Give the number of lines in this listing that contain "rate", with no other words.

▶ **Rows**

********

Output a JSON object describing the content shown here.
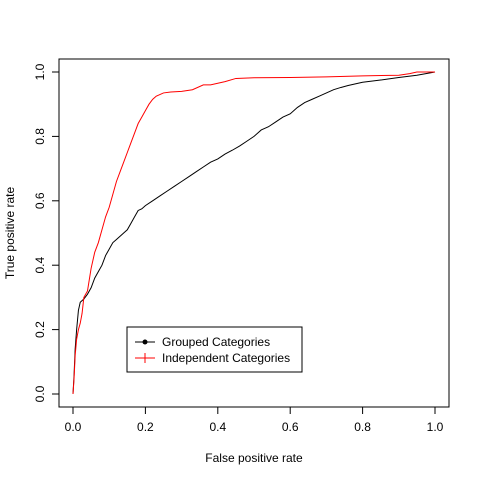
{
  "chart_data": {
    "type": "line",
    "title": "",
    "xlabel": "False positive rate",
    "ylabel": "True positive rate",
    "xlim": [
      0,
      1
    ],
    "ylim": [
      0,
      1
    ],
    "xticks": [
      "0.0",
      "0.2",
      "0.4",
      "0.6",
      "0.8",
      "1.0"
    ],
    "yticks": [
      "0.0",
      "0.2",
      "0.4",
      "0.6",
      "0.8",
      "1.0"
    ],
    "grid": false,
    "legend_position": "bottom-left",
    "series": [
      {
        "name": "Grouped Categories",
        "color": "#000000",
        "marker": "circle",
        "x": [
          0,
          0.003,
          0.006,
          0.01,
          0.015,
          0.02,
          0.03,
          0.04,
          0.05,
          0.06,
          0.07,
          0.08,
          0.09,
          0.1,
          0.11,
          0.12,
          0.13,
          0.14,
          0.15,
          0.16,
          0.17,
          0.18,
          0.19,
          0.2,
          0.22,
          0.24,
          0.26,
          0.28,
          0.3,
          0.32,
          0.34,
          0.36,
          0.38,
          0.4,
          0.42,
          0.44,
          0.46,
          0.48,
          0.5,
          0.52,
          0.54,
          0.56,
          0.58,
          0.6,
          0.62,
          0.64,
          0.66,
          0.68,
          0.7,
          0.72,
          0.74,
          0.76,
          0.78,
          0.8,
          0.85,
          0.9,
          0.95,
          1.0
        ],
        "y": [
          0.0,
          0.06,
          0.14,
          0.2,
          0.26,
          0.285,
          0.295,
          0.31,
          0.33,
          0.36,
          0.38,
          0.4,
          0.43,
          0.45,
          0.47,
          0.48,
          0.49,
          0.5,
          0.51,
          0.53,
          0.55,
          0.57,
          0.575,
          0.585,
          0.6,
          0.615,
          0.63,
          0.645,
          0.66,
          0.675,
          0.69,
          0.705,
          0.72,
          0.73,
          0.745,
          0.757,
          0.77,
          0.785,
          0.8,
          0.82,
          0.83,
          0.845,
          0.86,
          0.87,
          0.89,
          0.905,
          0.915,
          0.925,
          0.935,
          0.945,
          0.952,
          0.958,
          0.963,
          0.968,
          0.975,
          0.983,
          0.99,
          1.0
        ]
      },
      {
        "name": "Independent Categories",
        "color": "#ff0000",
        "marker": "plus",
        "x": [
          0,
          0.003,
          0.006,
          0.01,
          0.015,
          0.02,
          0.025,
          0.03,
          0.04,
          0.05,
          0.06,
          0.07,
          0.08,
          0.09,
          0.1,
          0.11,
          0.12,
          0.13,
          0.14,
          0.15,
          0.16,
          0.17,
          0.18,
          0.19,
          0.2,
          0.21,
          0.22,
          0.23,
          0.24,
          0.25,
          0.27,
          0.3,
          0.33,
          0.36,
          0.38,
          0.4,
          0.42,
          0.45,
          0.5,
          0.6,
          0.7,
          0.8,
          0.9,
          0.93,
          0.95,
          1.0
        ],
        "y": [
          0.0,
          0.05,
          0.12,
          0.17,
          0.2,
          0.22,
          0.25,
          0.3,
          0.32,
          0.39,
          0.44,
          0.47,
          0.51,
          0.55,
          0.58,
          0.62,
          0.66,
          0.69,
          0.72,
          0.75,
          0.78,
          0.81,
          0.84,
          0.86,
          0.88,
          0.9,
          0.915,
          0.925,
          0.93,
          0.935,
          0.938,
          0.94,
          0.945,
          0.96,
          0.96,
          0.965,
          0.97,
          0.98,
          0.982,
          0.983,
          0.985,
          0.988,
          0.99,
          0.995,
          1.0,
          1.0
        ]
      }
    ]
  }
}
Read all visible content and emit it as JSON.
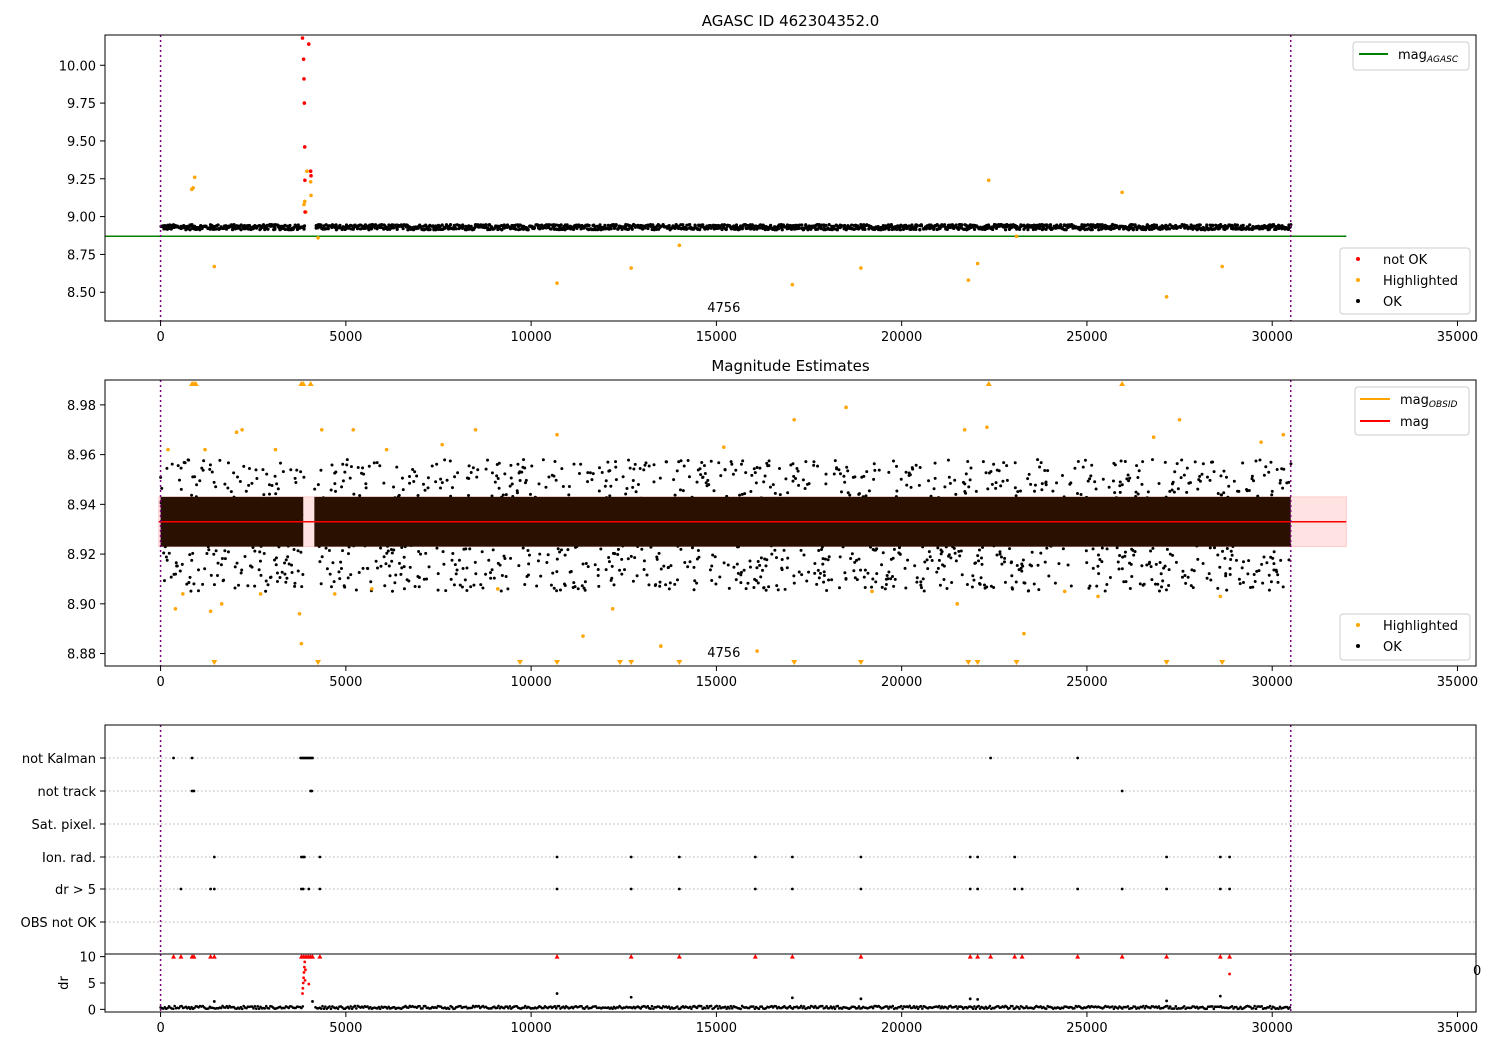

********

▶ **Task response**
2